Exercise description
Within the records below, find each line that holds the string "their", then copy it.
----- Provided entries -----
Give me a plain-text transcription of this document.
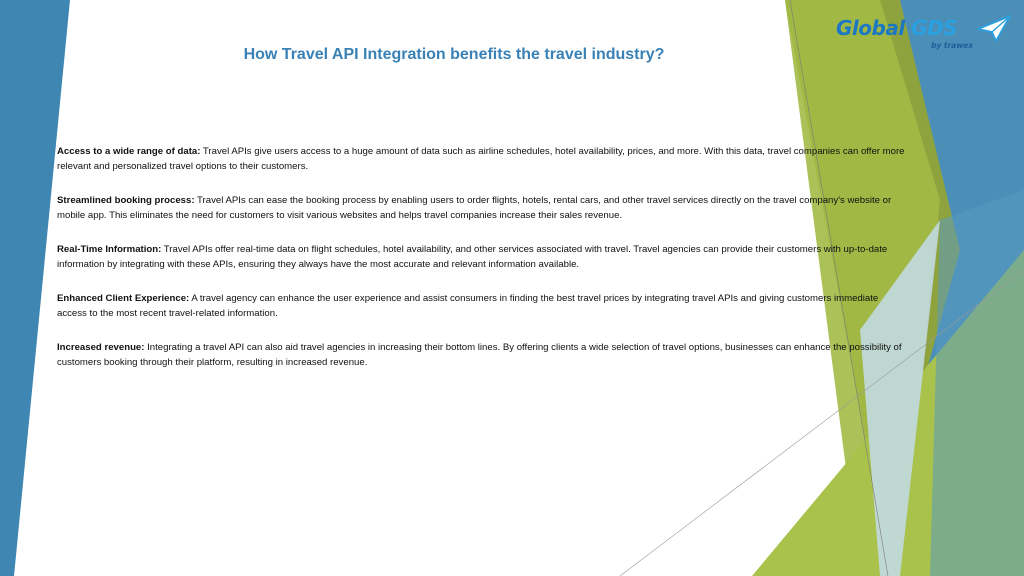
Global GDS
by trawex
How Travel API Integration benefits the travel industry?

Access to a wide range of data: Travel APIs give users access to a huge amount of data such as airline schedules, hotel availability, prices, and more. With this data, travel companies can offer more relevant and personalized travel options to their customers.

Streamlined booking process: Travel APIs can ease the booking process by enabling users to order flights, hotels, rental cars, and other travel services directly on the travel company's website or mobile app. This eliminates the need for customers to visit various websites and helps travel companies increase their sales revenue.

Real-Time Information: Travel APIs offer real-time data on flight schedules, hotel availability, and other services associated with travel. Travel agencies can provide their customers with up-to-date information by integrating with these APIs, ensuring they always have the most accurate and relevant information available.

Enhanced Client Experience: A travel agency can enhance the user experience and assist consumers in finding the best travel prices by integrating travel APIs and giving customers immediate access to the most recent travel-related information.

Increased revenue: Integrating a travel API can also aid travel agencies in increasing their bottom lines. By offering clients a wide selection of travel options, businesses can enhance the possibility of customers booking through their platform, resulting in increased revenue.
-----
----- Provided entries -----
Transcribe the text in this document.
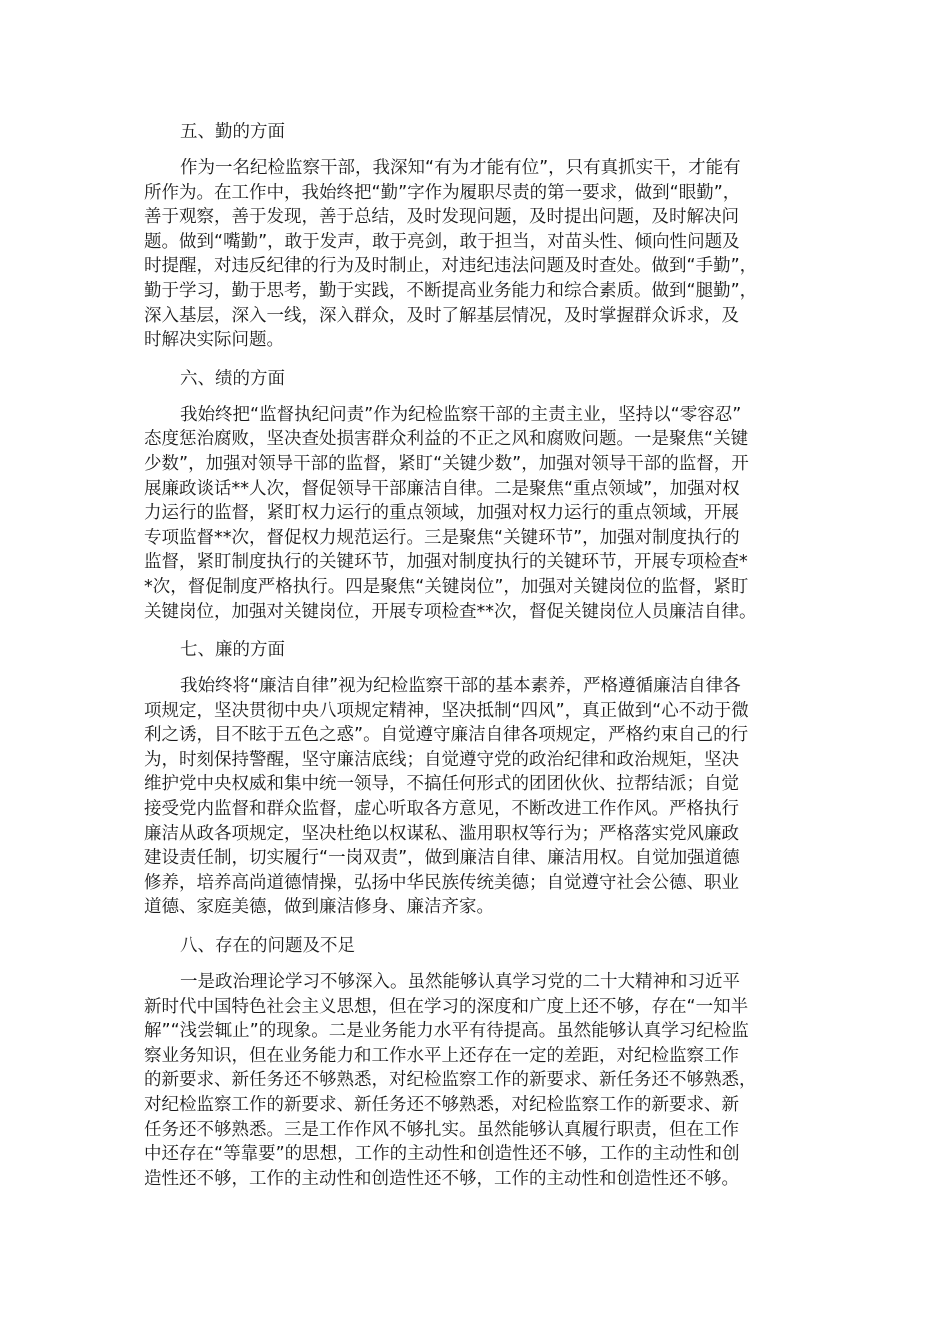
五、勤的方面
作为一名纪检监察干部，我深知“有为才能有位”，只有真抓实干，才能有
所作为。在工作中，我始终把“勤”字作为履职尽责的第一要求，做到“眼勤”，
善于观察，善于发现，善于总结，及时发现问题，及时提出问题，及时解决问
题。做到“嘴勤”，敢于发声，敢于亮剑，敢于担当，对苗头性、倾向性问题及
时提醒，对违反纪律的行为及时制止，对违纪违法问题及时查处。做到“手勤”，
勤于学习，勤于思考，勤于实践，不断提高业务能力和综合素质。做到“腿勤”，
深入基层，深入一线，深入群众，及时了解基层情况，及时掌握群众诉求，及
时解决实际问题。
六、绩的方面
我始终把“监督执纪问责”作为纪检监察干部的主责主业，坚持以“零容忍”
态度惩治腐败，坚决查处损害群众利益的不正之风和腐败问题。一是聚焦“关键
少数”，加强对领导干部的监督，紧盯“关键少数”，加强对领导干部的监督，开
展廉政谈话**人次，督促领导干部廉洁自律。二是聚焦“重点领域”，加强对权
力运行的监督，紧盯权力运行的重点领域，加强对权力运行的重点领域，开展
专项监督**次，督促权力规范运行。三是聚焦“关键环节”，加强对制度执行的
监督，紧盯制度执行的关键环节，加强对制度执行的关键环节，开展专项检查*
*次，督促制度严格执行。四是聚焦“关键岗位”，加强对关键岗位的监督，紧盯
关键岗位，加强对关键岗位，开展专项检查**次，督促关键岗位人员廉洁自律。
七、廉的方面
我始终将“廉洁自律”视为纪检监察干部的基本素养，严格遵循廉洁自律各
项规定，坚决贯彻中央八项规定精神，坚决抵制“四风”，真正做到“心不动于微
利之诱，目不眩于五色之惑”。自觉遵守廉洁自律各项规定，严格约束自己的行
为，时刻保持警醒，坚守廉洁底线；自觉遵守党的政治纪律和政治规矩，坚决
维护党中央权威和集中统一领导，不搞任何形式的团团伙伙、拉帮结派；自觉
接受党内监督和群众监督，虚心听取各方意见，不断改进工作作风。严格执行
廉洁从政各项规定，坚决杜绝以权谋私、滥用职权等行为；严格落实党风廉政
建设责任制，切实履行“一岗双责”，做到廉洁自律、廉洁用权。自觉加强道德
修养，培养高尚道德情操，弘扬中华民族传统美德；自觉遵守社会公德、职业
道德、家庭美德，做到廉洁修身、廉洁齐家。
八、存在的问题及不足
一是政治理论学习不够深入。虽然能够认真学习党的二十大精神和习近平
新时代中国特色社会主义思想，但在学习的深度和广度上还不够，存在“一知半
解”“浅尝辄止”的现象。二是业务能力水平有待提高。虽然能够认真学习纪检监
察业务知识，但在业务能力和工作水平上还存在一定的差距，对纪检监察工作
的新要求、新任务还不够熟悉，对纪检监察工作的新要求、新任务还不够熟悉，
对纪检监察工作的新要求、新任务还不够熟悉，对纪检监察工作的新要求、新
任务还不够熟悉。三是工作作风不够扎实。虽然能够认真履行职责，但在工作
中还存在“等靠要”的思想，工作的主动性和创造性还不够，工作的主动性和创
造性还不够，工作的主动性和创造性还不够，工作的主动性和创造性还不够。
-----
Written response
Access to a wide range of data: Travel APIs give users access to a huge amount of data such as airline schedules, hotel availability, prices, and more. With this data, travel companies can offer more relevant and personalized travel options to their customers.
Streamlined booking process: Travel APIs can ease the booking process by enabling users to order flights, hotels, rental cars, and other travel services directly on the travel company's website or mobile app. This eliminates the need for customers to visit various websites and helps travel companies increase their sales revenue.
Real-Time Information: Travel APIs offer real-time data on flight schedules, hotel availability, and other services associated with travel. Travel agencies can provide their customers with up-to-date information by integrating with these APIs, ensuring they always have the most accurate and relevant information available.
Increased revenue: Integrating a travel API can also aid travel agencies in increasing their bottom lines. By offering clients a wide selection of travel options, businesses can enhance the possibility of customers booking through their platform, resulting in increased revenue.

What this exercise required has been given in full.